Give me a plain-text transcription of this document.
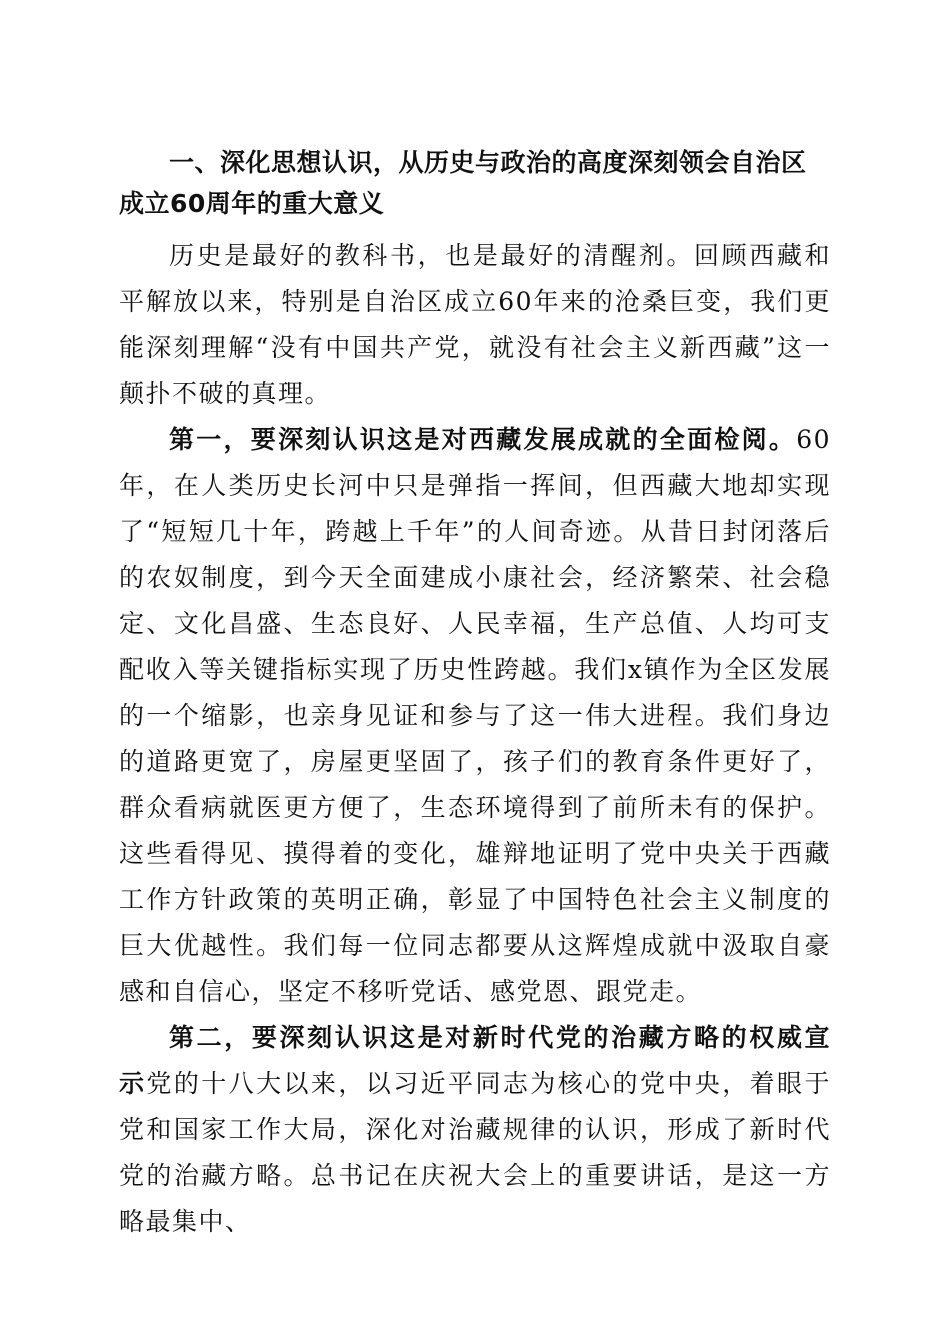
一、深化思想认识，从历史与政治的高度深刻领会自治区
成立60周年的重大意义

历史是最好的教科书，也是最好的清醒剂。回顾西藏和平解放以来，特别是自治区成立60年来的沧桑巨变，我们更能深刻理解“没有中国共产党，就没有社会主义新西藏”这一颠扑不破的真理。

第一，要深刻认识这是对西藏发展成就的全面检阅。60年，在人类历史长河中只是弹指一挥间，但西藏大地却实现了“短短几十年，跨越上千年”的人间奇迹。从昔日封闭落后的农奴制度，到今天全面建成小康社会，经济繁荣、社会稳定、文化昌盛、生态良好、人民幸福，生产总值、人均可支配收入等关键指标实现了历史性跨越。我们x镇作为全区发展的一个缩影，也亲身见证和参与了这一伟大进程。我们身边的道路更宽了，房屋更坚固了，孩子们的教育条件更好了，群众看病就医更方便了，生态环境得到了前所未有的保护。这些看得见、摸得着的变化，雄辩地证明了党中央关于西藏工作方针政策的英明正确，彰显了中国特色社会主义制度的巨大优越性。我们每一位同志都要从这辉煌成就中汲取自豪感和自信心，坚定不移听党话、感党恩、跟党走。

第二，要深刻认识这是对新时代党的治藏方略的权威宣示党的十八大以来，以习近平同志为核心的党中央，着眼于党和国家工作大局，深化对治藏规律的认识，形成了新时代党的治藏方略。总书记在庆祝大会上的重要讲话，是这一方略最集中、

━━━━━━━━━━━━━━━━━━━━

● **BRIEF**: All the material shown above is to be copied exactly, with no pictures carried over.

● **RESULT OF THE TASK**:
Give me a plain-text transcription of this document.
一、深化思想认识，从历史与政治的高度深刻领会自治区
成立60周年的重大意义

历史是最好的教科书，也是最好的清醒剂。回顾西藏和平解放以来，特别是自治区成立60年来的沧桑巨变，我们更能深刻理解“没有中国共产党，就没有社会主义新西藏”这一颠扑不破的真理。

第一，要深刻认识这是对西藏发展成就的全面检阅。60年，在人类历史长河中只是弹指一挥间，但西藏大地却实现了“短短几十年，跨越上千年”的人间奇迹。从昔日封闭落后的农奴制度，到今天全面建成小康社会，经济繁荣、社会稳定、文化昌盛、生态良好、人民幸福，生产总值、人均可支配收入等关键指标实现了历史性跨越。我们x镇作为全区发展的一个缩影，也亲身见证和参与了这一伟大进程。我们身边的道路更宽了，房屋更坚固了，孩子们的教育条件更好了，群众看病就医更方便了，生态环境得到了前所未有的保护。这些看得见、摸得着的变化，雄辩地证明了党中央关于西藏工作方针政策的英明正确，彰显了中国特色社会主义制度的巨大优越性。我们每一位同志都要从这辉煌成就中汲取自豪感和自信心，坚定不移听党话、感党恩、跟党走。

第二，要深刻认识这是对新时代党的治藏方略的权威宣示党的十八大以来，以习近平同志为核心的党中央，着眼于党和国家工作大局，深化对治藏规律的认识，形成了新时代党的治藏方略。总书记在庆祝大会上的重要讲话，是这一方略最集中、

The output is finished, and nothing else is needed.